Data entries:
══════════

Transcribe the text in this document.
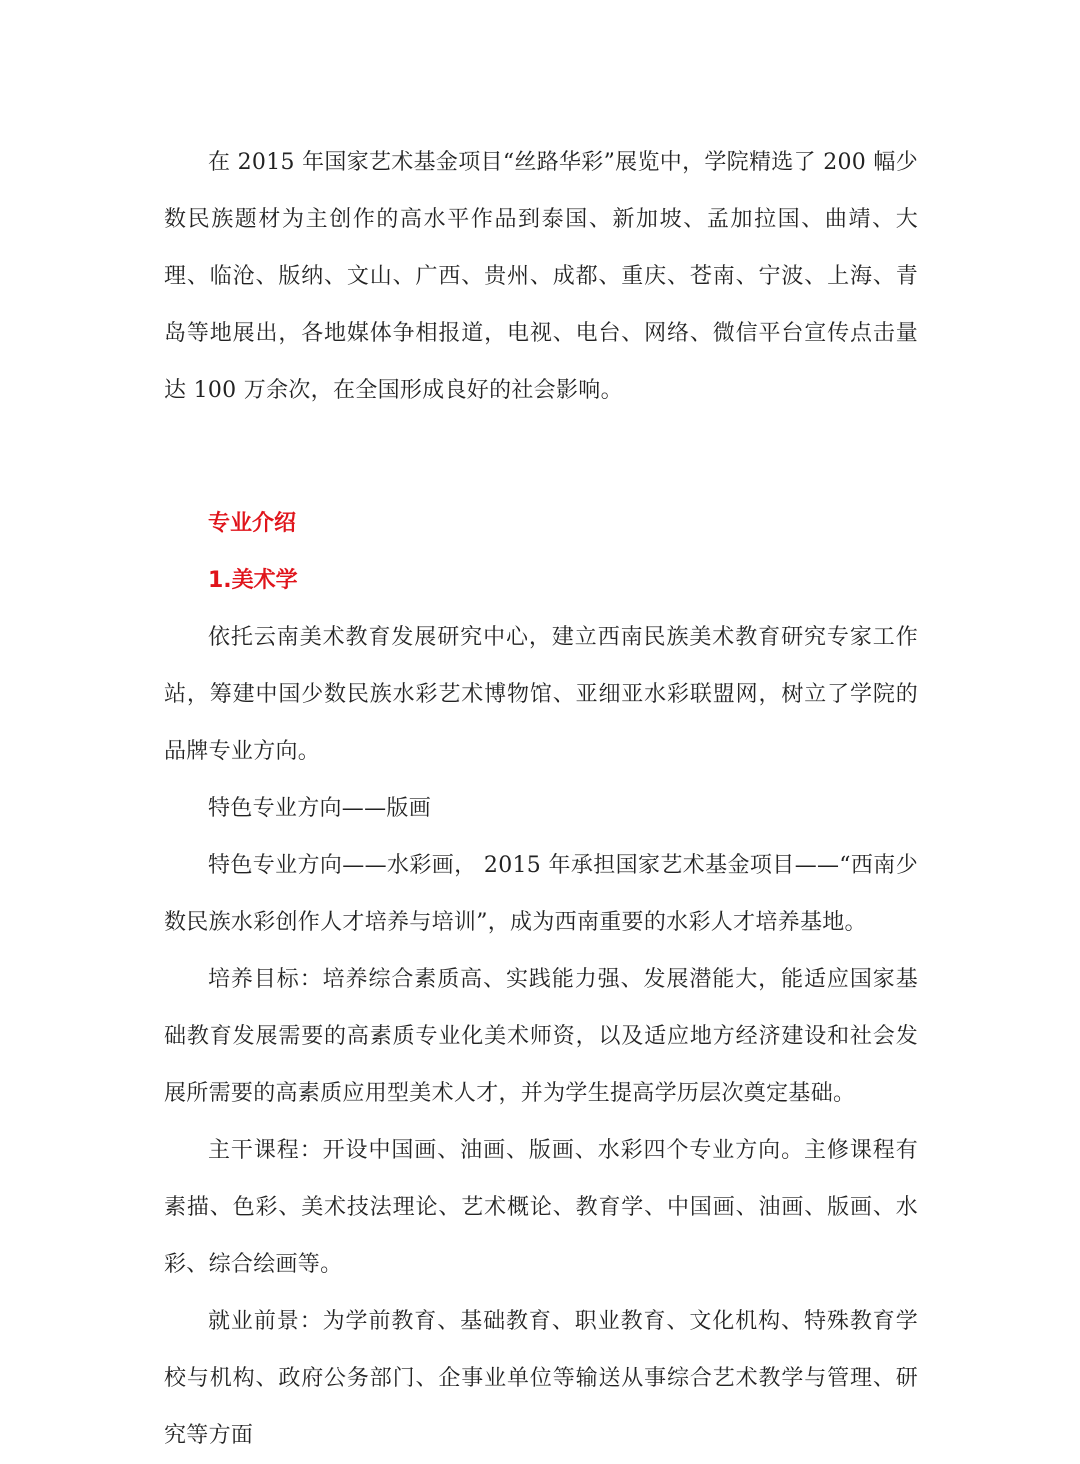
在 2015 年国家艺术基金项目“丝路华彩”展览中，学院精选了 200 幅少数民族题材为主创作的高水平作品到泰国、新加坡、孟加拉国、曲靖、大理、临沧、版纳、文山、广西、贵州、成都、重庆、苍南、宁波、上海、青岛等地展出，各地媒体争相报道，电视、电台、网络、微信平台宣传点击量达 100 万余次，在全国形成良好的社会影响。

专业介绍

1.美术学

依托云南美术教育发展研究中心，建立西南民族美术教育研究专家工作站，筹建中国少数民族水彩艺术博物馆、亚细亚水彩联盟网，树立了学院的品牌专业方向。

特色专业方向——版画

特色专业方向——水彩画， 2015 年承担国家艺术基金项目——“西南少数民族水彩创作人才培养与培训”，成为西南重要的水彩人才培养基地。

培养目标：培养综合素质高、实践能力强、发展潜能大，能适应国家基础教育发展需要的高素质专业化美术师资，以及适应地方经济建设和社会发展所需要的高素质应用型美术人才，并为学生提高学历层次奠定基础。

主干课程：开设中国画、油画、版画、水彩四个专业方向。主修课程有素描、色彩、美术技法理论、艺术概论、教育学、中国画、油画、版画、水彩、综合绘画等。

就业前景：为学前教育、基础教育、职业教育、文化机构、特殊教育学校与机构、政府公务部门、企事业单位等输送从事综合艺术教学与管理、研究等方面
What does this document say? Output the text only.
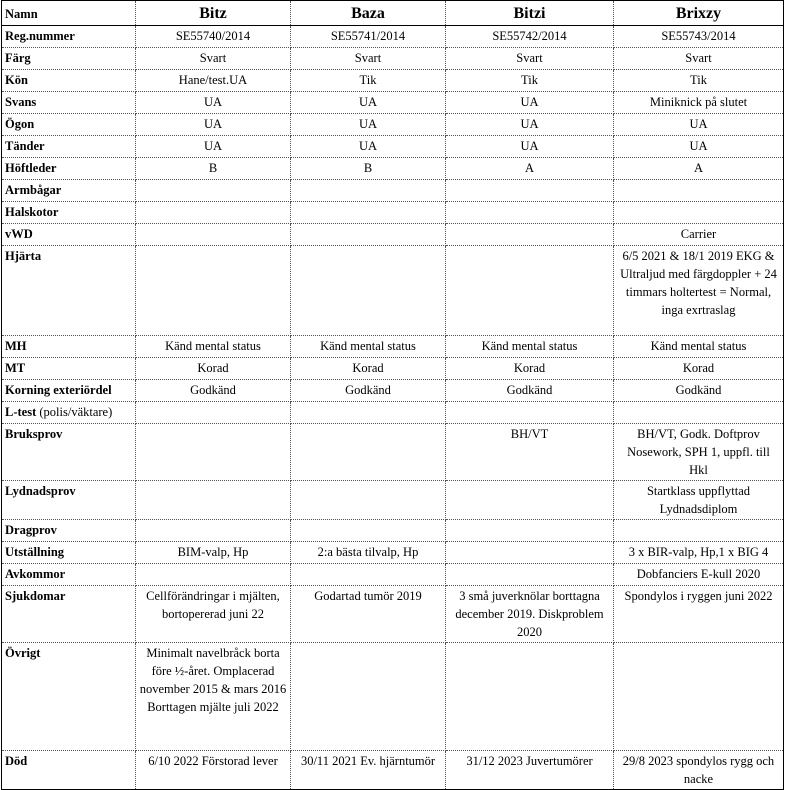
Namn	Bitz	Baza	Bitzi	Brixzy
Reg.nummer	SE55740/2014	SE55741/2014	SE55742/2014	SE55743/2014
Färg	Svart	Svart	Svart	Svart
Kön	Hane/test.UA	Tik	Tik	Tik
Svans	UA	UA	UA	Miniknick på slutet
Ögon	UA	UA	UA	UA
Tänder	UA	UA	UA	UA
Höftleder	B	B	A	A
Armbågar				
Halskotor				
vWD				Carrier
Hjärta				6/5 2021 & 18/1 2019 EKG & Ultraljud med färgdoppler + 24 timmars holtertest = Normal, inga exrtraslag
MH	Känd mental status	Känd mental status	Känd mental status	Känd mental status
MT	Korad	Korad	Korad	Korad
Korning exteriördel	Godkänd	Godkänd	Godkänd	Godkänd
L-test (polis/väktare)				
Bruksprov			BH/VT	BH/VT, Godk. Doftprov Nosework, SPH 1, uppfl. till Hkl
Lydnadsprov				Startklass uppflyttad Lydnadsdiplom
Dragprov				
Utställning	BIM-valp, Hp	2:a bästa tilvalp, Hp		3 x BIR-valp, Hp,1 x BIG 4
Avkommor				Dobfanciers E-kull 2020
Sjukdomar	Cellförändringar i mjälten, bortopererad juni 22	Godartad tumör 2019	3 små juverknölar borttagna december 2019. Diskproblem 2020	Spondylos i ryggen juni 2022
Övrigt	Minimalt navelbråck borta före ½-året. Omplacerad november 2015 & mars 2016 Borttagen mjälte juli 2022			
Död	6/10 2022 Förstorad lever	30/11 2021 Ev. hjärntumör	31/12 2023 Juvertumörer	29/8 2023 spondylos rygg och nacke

══════════

Do not copy the pictures, but repeat every line exactly.

◆ **Output of the task**:
Transcribe the text in this document.
在 2015 年国家艺术基金项目“丝路华彩”展览中，学院精选了 200 幅少数民族题材为主创作的高水平作品到泰国、新加坡、孟加拉国、曲靖、大理、临沧、版纳、文山、广西、贵州、成都、重庆、苍南、宁波、上海、青岛等地展出，各地媒体争相报道，电视、电台、网络、微信平台宣传点击量达 100 万余次，在全国形成良好的社会影响。

专业介绍

1.美术学

依托云南美术教育发展研究中心，建立西南民族美术教育研究专家工作站，筹建中国少数民族水彩艺术博物馆、亚细亚水彩联盟网，树立了学院的品牌专业方向。

特色专业方向——版画

特色专业方向——水彩画， 2015 年承担国家艺术基金项目——“西南少数民族水彩创作人才培养与培训”，成为西南重要的水彩人才培养基地。

培养目标：培养综合素质高、实践能力强、发展潜能大，能适应国家基础教育发展需要的高素质专业化美术师资，以及适应地方经济建设和社会发展所需要的高素质应用型美术人才，并为学生提高学历层次奠定基础。

主干课程：开设中国画、油画、版画、水彩四个专业方向。主修课程有素描、色彩、美术技法理论、艺术概论、教育学、中国画、油画、版画、水彩、综合绘画等。

就业前景：为学前教育、基础教育、职业教育、文化机构、特殊教育学校与机构、政府公务部门、企事业单位等输送从事综合艺术教学与管理、研究等方面
What does this document say? Output the text only.
Namn	Bitz	Baza	Bitzi	Brixzy
Reg.nummer	SE55740/2014	SE55741/2014	SE55742/2014	SE55743/2014
Färg	Svart	Svart	Svart	Svart
Kön	Hane/test.UA	Tik	Tik	Tik
Svans	UA	UA	UA	Miniknick på slutet
Ögon	UA	UA	UA	UA
Tänder	UA	UA	UA	UA
Höftleder	B	B	A	A
Armbågar				
Halskotor				
vWD				Carrier
Hjärta				6/5 2021 & 18/1 2019 EKG & Ultraljud med färgdoppler + 24 timmars holtertest = Normal, inga exrtraslag
MH	Känd mental status	Känd mental status	Känd mental status	Känd mental status
MT	Korad	Korad	Korad	Korad
Korning exteriördel	Godkänd	Godkänd	Godkänd	Godkänd
L-test (polis/väktare)				
Bruksprov			BH/VT	BH/VT, Godk. Doftprov Nosework, SPH 1, uppfl. till Hkl
Lydnadsprov				Startklass uppflyttad Lydnadsdiplom
Dragprov				
Utställning	BIM-valp, Hp	2:a bästa tilvalp, Hp		3 x BIR-valp, Hp,1 x BIG 4
Avkommor				Dobfanciers E-kull 2020
Sjukdomar	Cellförändringar i mjälten, bortopererad juni 22	Godartad tumör 2019	3 små juverknölar borttagna december 2019. Diskproblem 2020	Spondylos i ryggen juni 2022
Övrigt	Minimalt navelbråck borta före ½-året. Omplacerad november 2015 & mars 2016 Borttagen mjälte juli 2022			
Död	6/10 2022 Förstorad lever	30/11 2021 Ev. hjärntumör	31/12 2023 Juvertumörer	29/8 2023 spondylos rygg och nacke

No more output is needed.